Prompt: Count how many lines hold the string "tâches". Give that number alone.

Items:
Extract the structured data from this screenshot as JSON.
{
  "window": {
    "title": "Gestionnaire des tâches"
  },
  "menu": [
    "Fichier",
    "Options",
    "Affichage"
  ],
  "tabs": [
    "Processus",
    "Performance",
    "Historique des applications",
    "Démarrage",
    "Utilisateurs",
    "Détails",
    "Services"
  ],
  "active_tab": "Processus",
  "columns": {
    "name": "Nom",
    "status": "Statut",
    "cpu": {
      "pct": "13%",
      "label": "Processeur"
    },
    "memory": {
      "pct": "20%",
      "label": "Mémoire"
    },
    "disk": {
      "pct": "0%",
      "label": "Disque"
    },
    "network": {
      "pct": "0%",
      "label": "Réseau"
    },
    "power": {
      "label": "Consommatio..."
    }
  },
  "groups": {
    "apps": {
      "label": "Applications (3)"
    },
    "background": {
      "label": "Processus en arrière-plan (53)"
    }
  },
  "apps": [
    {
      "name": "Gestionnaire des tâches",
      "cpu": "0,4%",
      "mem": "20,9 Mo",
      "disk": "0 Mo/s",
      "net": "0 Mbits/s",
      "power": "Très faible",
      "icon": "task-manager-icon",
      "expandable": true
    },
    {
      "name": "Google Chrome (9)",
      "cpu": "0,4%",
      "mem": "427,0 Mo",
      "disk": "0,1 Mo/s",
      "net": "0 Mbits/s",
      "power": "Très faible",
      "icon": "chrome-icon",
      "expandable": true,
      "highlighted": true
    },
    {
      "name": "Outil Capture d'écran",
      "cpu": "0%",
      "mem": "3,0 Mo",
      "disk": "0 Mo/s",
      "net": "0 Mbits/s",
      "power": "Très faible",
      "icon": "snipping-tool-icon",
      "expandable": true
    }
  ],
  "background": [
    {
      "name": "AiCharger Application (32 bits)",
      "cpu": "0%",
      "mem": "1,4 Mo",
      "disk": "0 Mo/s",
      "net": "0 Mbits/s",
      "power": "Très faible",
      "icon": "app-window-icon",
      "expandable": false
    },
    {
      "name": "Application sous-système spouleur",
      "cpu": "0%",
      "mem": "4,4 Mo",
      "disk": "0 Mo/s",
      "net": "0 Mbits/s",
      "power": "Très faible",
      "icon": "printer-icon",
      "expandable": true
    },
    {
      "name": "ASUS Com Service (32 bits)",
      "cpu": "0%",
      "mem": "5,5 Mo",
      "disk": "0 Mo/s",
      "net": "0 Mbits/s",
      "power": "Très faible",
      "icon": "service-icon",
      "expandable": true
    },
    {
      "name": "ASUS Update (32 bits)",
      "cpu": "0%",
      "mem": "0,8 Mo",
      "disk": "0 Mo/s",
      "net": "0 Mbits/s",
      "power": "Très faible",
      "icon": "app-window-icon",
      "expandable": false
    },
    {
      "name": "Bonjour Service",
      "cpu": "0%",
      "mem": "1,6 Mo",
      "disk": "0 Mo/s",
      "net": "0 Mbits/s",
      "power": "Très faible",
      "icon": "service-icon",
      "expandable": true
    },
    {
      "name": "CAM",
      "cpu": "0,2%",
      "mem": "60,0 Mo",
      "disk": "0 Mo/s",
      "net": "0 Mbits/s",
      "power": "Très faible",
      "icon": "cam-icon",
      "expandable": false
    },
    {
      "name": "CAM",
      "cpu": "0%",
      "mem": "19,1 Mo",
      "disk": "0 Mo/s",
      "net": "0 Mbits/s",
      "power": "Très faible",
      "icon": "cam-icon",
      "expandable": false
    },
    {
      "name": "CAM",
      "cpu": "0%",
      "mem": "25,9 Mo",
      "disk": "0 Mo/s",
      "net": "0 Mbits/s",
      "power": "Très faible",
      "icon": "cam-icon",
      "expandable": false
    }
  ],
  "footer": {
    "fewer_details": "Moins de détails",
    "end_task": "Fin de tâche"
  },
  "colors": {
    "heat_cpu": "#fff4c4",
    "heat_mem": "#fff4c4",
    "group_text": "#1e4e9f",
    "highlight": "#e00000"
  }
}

Solution: 2